YOUR INSTRUCTIONS. Gather every line below where "можем" appears.

Figure content listings
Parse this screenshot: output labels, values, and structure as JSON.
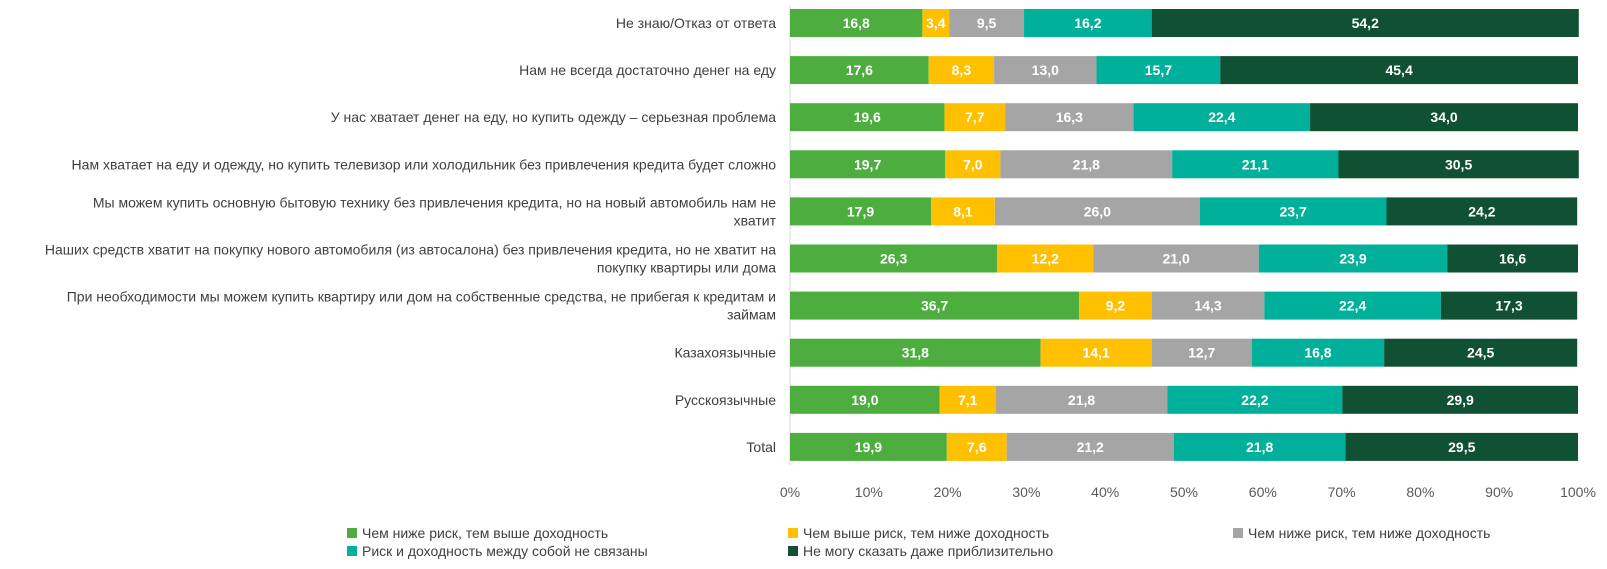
{
  "chart_data": {
    "type": "bar",
    "orientation": "horizontal",
    "stacked": true,
    "percent_stacked": true,
    "categories": [
      "Не знаю/Отказ от ответа",
      "Нам не всегда достаточно денег на еду",
      "У нас хватает денег на еду, но купить одежду – серьезная проблема",
      "Нам хватает на еду и одежду, но купить телевизор или холодильник без привлечения кредита будет сложно",
      "Мы можем купить основную бытовую технику без привлечения кредита, но на новый автомобиль нам не хватит",
      "Наших средств хватит на покупку нового автомобиля (из автосалона) без привлечения кредита, но не хватит на покупку квартиры или дома",
      "При необходимости мы можем купить квартиру или дом на собственные средства, не прибегая к кредитам и займам",
      "Казахоязычные",
      "Русскоязычные",
      "Total"
    ],
    "category_lines": [
      [
        "Не знаю/Отказ от ответа"
      ],
      [
        "Нам не всегда достаточно денег на еду"
      ],
      [
        "У нас хватает денег на еду, но купить одежду – серьезная проблема"
      ],
      [
        "Нам хватает на еду и одежду, но купить телевизор или холодильник без привлечения кредита будет сложно"
      ],
      [
        "Мы можем купить основную бытовую технику без привлечения кредита, но на новый автомобиль нам не",
        "хватит"
      ],
      [
        "Наших средств хватит на покупку нового автомобиля (из автосалона) без привлечения кредита, но не хватит на",
        "покупку квартиры или дома"
      ],
      [
        "При необходимости мы можем купить квартиру или дом на собственные средства, не прибегая к кредитам и",
        "займам"
      ],
      [
        "Казахоязычные"
      ],
      [
        "Русскоязычные"
      ],
      [
        "Total"
      ]
    ],
    "series": [
      {
        "name": "Чем ниже риск, тем выше доходность",
        "color": "#4DAE3F",
        "values": [
          16.8,
          17.6,
          19.6,
          19.7,
          17.9,
          26.3,
          36.7,
          31.8,
          19.0,
          19.9
        ]
      },
      {
        "name": "Чем выше риск, тем ниже доходность",
        "color": "#FFC000",
        "values": [
          3.4,
          8.3,
          7.7,
          7.0,
          8.1,
          12.2,
          9.2,
          14.1,
          7.1,
          7.6
        ]
      },
      {
        "name": "Чем ниже риск, тем ниже доходность",
        "color": "#A5A5A5",
        "values": [
          9.5,
          13.0,
          16.3,
          21.8,
          26.0,
          21.0,
          14.3,
          12.7,
          21.8,
          21.2
        ]
      },
      {
        "name": "Риск и доходность между собой не связаны",
        "color": "#00B09B",
        "values": [
          16.2,
          15.7,
          22.4,
          21.1,
          23.7,
          23.9,
          22.4,
          16.8,
          22.2,
          21.8
        ]
      },
      {
        "name": "Не могу сказать даже приблизительно",
        "color": "#0F5132",
        "values": [
          54.2,
          45.4,
          34.0,
          30.5,
          24.2,
          16.6,
          17.3,
          24.5,
          29.9,
          29.5
        ]
      }
    ],
    "value_labels": [
      [
        "16,8",
        "17,6",
        "19,6",
        "19,7",
        "17,9",
        "26,3",
        "36,7",
        "31,8",
        "19,0",
        "19,9"
      ],
      [
        "3,4",
        "8,3",
        "7,7",
        "7,0",
        "8,1",
        "12,2",
        "9,2",
        "14,1",
        "7,1",
        "7,6"
      ],
      [
        "9,5",
        "13,0",
        "16,3",
        "21,8",
        "26,0",
        "21,0",
        "14,3",
        "12,7",
        "21,8",
        "21,2"
      ],
      [
        "16,2",
        "15,7",
        "22,4",
        "21,1",
        "23,7",
        "23,9",
        "22,4",
        "16,8",
        "22,2",
        "21,8"
      ],
      [
        "54,2",
        "45,4",
        "34,0",
        "30,5",
        "24,2",
        "16,6",
        "17,3",
        "24,5",
        "29,9",
        "29,5"
      ]
    ],
    "x_ticks": [
      "0%",
      "10%",
      "20%",
      "30%",
      "40%",
      "50%",
      "60%",
      "70%",
      "80%",
      "90%",
      "100%"
    ],
    "xlim": [
      0,
      100
    ],
    "grid": false,
    "legend_position": "bottom",
    "title": "",
    "xlabel": "",
    "ylabel": ""
  }
}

WORKED SOLUTION.
      "Мы можем купить основную бытовую технику без привлечения кредита, но на новый автомобиль нам не хватит",
      "При необходимости мы можем купить квартиру или дом на собственные средства, не прибегая к кредитам и займам",
        "Мы можем купить основную бытовую технику без привлечения кредита, но на новый автомобиль нам не",
        "При необходимости мы можем купить квартиру или дом на собственные средства, не прибегая к кредитам и",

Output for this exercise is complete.